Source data

--- Start ---

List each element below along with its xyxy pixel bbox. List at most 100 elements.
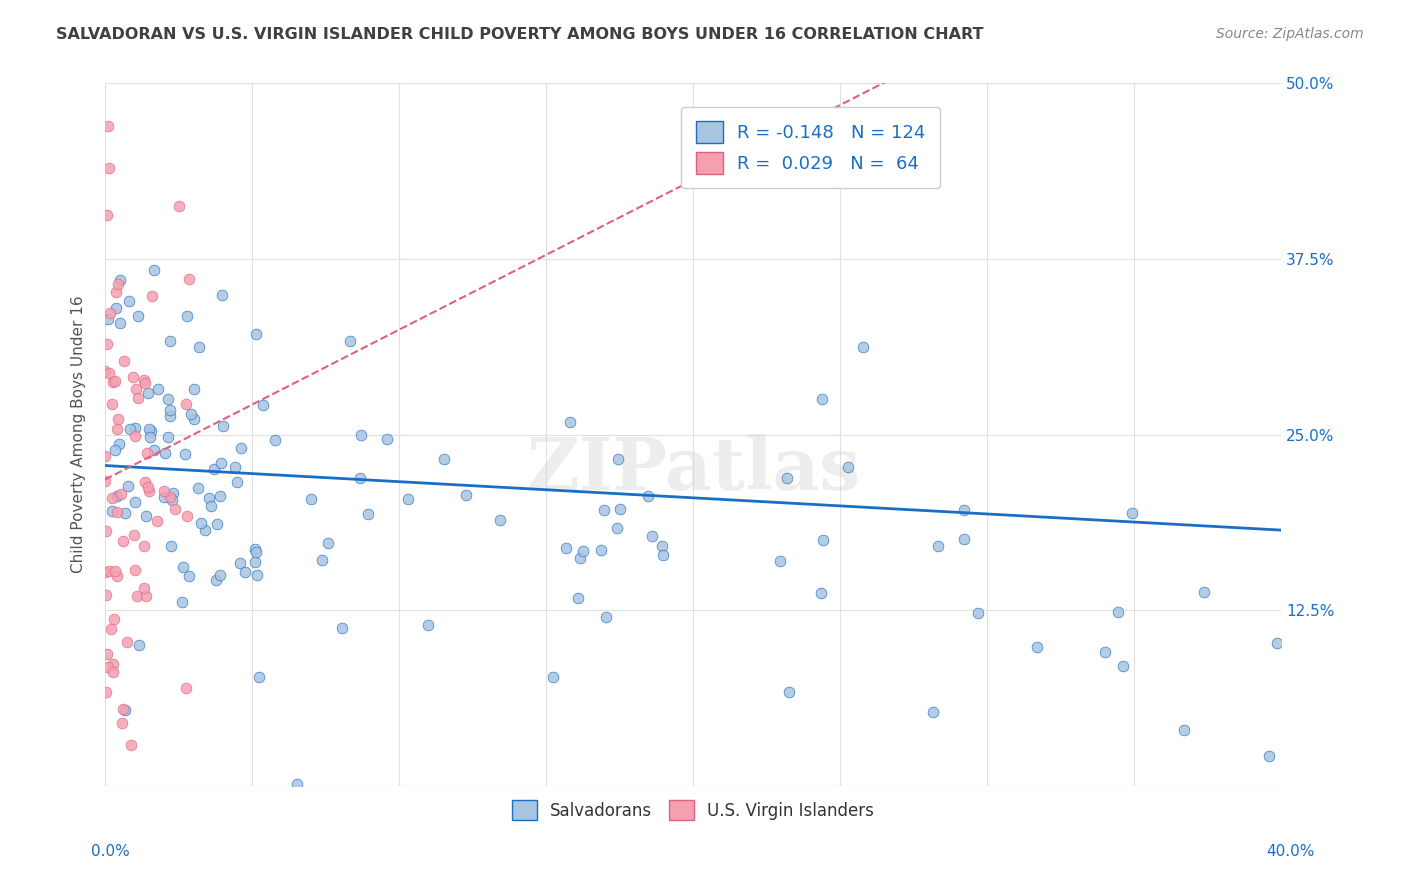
Salvadorans [124, 495, 146, 509]
Salvadorans [143, 442, 166, 457]
Salvadorans [172, 595, 194, 609]
Salvadorans [101, 504, 124, 518]
U.S. Virgin Islanders [107, 411, 129, 425]
Salvadorans [1258, 748, 1281, 763]
Salvadorans [837, 459, 859, 474]
Salvadorans [852, 340, 875, 354]
U.S. Virgin Islanders [97, 366, 120, 380]
U.S. Virgin Islanders [94, 566, 117, 580]
Salvadorans [114, 506, 136, 520]
Salvadorans [108, 437, 131, 451]
Salvadorans [180, 407, 202, 421]
Salvadorans [159, 409, 181, 423]
U.S. Virgin Islanders [134, 376, 156, 391]
Salvadorans [1107, 605, 1129, 619]
U.S. Virgin Islanders [169, 199, 191, 213]
Salvadorans [233, 565, 256, 579]
Salvadorans [211, 288, 233, 302]
Salvadorans [311, 552, 333, 566]
Salvadorans [205, 516, 228, 531]
Salvadorans [157, 392, 180, 407]
U.S. Virgin Islanders [112, 534, 135, 549]
Salvadorans [953, 532, 976, 546]
Salvadorans [224, 459, 246, 474]
Salvadorans [592, 503, 614, 517]
Salvadorans [927, 540, 949, 554]
Salvadorans [183, 382, 205, 396]
U.S. Virgin Islanders [176, 681, 198, 695]
Salvadorans [153, 445, 176, 459]
Salvadorans [558, 415, 581, 429]
U.S. Virgin Islanders [101, 397, 124, 411]
Salvadorans [143, 263, 166, 277]
U.S. Virgin Islanders [104, 374, 127, 388]
U.S. Virgin Islanders [177, 272, 200, 286]
U.S. Virgin Islanders [101, 665, 124, 679]
U.S. Virgin Islanders [127, 589, 149, 603]
Salvadorans [811, 533, 834, 547]
U.S. Virgin Islanders [96, 208, 118, 222]
Salvadorans [114, 703, 136, 717]
Salvadorans [200, 500, 222, 514]
Salvadorans [541, 670, 564, 684]
Salvadorans [160, 539, 183, 553]
U.S. Virgin Islanders [165, 501, 187, 516]
U.S. Virgin Islanders [153, 483, 176, 498]
Salvadorans [966, 606, 988, 620]
Salvadorans [641, 529, 664, 543]
Salvadorans [953, 502, 976, 516]
Salvadorans [769, 554, 792, 568]
U.S. Virgin Islanders [112, 701, 135, 715]
Salvadorans [651, 548, 673, 562]
U.S. Virgin Islanders [110, 487, 132, 501]
U.S. Virgin Islanders [105, 505, 128, 519]
Salvadorans [1194, 584, 1216, 599]
Salvadorans [136, 385, 159, 400]
U.S. Virgin Islanders [107, 277, 129, 291]
Salvadorans [245, 544, 267, 558]
U.S. Virgin Islanders [101, 375, 124, 389]
Salvadorans [606, 521, 628, 535]
Salvadorans [243, 542, 266, 557]
U.S. Virgin Islanders [121, 370, 143, 384]
Y-axis label: Child Poverty Among Boys Under 16: Child Poverty Among Boys Under 16 [72, 296, 86, 574]
Text: Source: ZipAtlas.com: Source: ZipAtlas.com [1216, 27, 1364, 41]
U.S. Virgin Islanders [107, 422, 129, 436]
U.S. Virgin Islanders [94, 524, 117, 539]
Salvadorans [139, 430, 162, 444]
U.S. Virgin Islanders [146, 515, 169, 529]
Salvadorans [396, 492, 419, 507]
Salvadorans [1094, 645, 1116, 659]
Salvadorans [243, 555, 266, 569]
Salvadorans [187, 481, 209, 495]
U.S. Virgin Islanders [103, 657, 125, 672]
U.S. Virgin Islanders [100, 622, 122, 636]
U.S. Virgin Islanders [94, 474, 117, 488]
U.S. Virgin Islanders [132, 372, 155, 386]
U.S. Virgin Islanders [174, 397, 197, 411]
Text: 40.0%: 40.0% [1267, 845, 1315, 859]
Salvadorans [1265, 636, 1288, 650]
Salvadorans [120, 422, 142, 436]
U.S. Virgin Islanders [134, 539, 156, 553]
Salvadorans [97, 312, 120, 326]
Salvadorans [188, 340, 211, 354]
U.S. Virgin Islanders [138, 480, 160, 494]
U.S. Virgin Islanders [138, 484, 160, 499]
U.S. Virgin Islanders [122, 528, 145, 542]
Salvadorans [202, 462, 225, 476]
Salvadorans [339, 334, 361, 348]
Salvadorans [778, 685, 800, 699]
Salvadorans [637, 490, 659, 504]
Salvadorans [229, 441, 252, 455]
Salvadorans [595, 609, 617, 624]
U.S. Virgin Islanders [96, 647, 118, 661]
Salvadorans [433, 452, 456, 467]
Salvadorans [160, 493, 183, 508]
U.S. Virgin Islanders [97, 564, 120, 578]
Salvadorans [212, 419, 235, 434]
Salvadorans [554, 541, 576, 555]
Salvadorans [489, 513, 512, 527]
U.S. Virgin Islanders [97, 660, 120, 674]
Salvadorans [299, 492, 322, 507]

--- End ---

- TASK PROMPT -
Rename "Salvadorans" to "Hondurans" in the stretch of the data from the line containing "Salvadorans [124, 495, 146, 509]" through the line containing "U.S. Virgin Islanders [97, 366, 120, 380]", and give only those lines with everything else unchanged.

- WRITTEN ANSWER -
Hondurans [124, 495, 146, 509]
Hondurans [143, 442, 166, 457]
Hondurans [172, 595, 194, 609]
Hondurans [101, 504, 124, 518]
U.S. Virgin Islanders [107, 411, 129, 425]
Hondurans [1258, 748, 1281, 763]
Hondurans [837, 459, 859, 474]
Hondurans [852, 340, 875, 354]
U.S. Virgin Islanders [97, 366, 120, 380]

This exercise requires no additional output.